begin

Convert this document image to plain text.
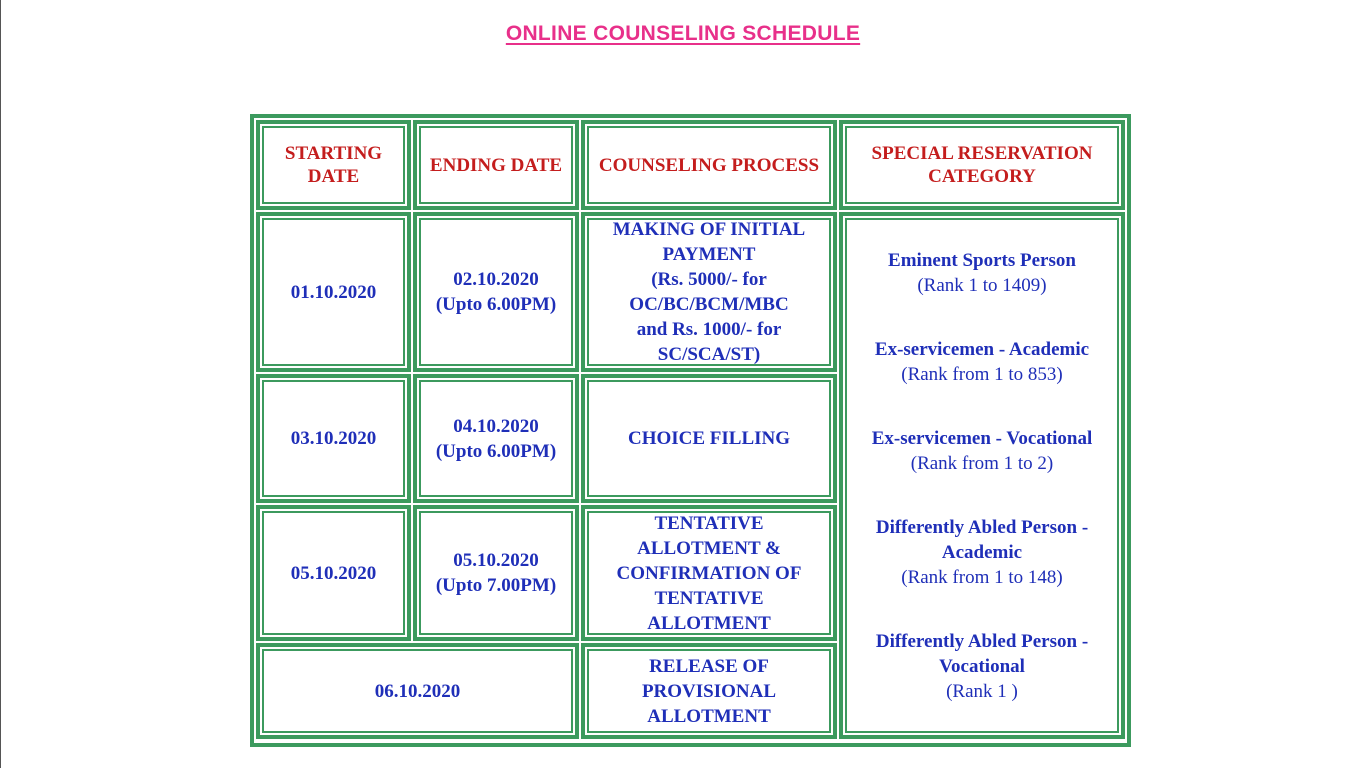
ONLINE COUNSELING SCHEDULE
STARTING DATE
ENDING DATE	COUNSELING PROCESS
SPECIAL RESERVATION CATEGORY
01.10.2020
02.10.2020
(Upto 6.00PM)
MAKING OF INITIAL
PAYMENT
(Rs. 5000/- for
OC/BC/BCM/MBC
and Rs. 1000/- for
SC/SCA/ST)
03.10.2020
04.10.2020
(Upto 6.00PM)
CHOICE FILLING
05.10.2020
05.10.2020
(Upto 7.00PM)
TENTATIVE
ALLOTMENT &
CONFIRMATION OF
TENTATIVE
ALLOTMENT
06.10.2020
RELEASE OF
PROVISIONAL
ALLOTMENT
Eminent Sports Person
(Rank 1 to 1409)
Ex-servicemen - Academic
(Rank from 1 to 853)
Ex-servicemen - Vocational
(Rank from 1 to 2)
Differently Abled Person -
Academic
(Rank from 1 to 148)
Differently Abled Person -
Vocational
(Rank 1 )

end
begin

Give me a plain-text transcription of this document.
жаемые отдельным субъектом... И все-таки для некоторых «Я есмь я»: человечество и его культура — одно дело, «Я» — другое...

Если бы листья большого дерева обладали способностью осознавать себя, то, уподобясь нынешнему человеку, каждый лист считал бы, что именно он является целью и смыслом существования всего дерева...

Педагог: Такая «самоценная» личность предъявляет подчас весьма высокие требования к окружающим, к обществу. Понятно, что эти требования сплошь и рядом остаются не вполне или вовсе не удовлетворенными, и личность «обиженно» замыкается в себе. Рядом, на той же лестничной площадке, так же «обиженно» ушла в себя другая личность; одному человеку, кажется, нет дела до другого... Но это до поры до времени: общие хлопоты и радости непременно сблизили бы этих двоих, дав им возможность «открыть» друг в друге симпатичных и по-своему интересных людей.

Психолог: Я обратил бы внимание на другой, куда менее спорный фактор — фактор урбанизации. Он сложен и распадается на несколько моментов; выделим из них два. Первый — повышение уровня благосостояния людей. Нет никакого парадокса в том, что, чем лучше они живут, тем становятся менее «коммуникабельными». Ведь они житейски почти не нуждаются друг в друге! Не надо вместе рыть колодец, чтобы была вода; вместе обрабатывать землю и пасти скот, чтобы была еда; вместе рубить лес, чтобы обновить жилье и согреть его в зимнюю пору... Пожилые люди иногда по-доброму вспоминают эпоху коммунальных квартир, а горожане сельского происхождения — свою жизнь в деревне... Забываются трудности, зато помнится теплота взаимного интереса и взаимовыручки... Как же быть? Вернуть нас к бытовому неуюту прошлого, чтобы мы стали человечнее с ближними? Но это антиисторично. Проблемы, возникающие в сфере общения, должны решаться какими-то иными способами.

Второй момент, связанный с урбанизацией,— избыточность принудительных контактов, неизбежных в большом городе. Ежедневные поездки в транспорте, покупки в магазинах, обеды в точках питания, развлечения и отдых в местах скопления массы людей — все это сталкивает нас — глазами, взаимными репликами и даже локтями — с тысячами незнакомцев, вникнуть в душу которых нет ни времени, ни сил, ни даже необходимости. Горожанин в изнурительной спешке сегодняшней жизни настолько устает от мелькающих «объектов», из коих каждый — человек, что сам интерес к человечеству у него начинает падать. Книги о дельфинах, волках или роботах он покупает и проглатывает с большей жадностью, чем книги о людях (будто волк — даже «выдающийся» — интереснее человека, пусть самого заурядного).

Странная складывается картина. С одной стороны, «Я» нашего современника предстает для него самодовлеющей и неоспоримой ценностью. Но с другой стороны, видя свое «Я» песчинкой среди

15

end
begin

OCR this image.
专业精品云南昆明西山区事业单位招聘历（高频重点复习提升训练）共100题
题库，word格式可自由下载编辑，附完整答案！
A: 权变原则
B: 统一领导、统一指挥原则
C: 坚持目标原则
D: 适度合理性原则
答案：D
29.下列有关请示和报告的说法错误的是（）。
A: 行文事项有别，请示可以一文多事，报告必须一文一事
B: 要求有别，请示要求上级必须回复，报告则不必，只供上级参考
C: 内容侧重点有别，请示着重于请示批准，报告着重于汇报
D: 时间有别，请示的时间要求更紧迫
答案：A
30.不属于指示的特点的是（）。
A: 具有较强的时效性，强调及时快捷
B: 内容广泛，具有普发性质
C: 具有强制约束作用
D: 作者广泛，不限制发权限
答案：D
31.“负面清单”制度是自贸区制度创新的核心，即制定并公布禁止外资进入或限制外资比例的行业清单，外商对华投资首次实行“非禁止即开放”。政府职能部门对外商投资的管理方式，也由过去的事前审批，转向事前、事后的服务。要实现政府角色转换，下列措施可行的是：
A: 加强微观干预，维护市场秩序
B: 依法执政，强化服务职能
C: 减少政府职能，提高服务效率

end

(Task goal): Lines that include the word "this" are to be extracted from the data above.

(The answer):
Convert this document image to plain text.
Give me a plain-text transcription of this document.
OCR this image.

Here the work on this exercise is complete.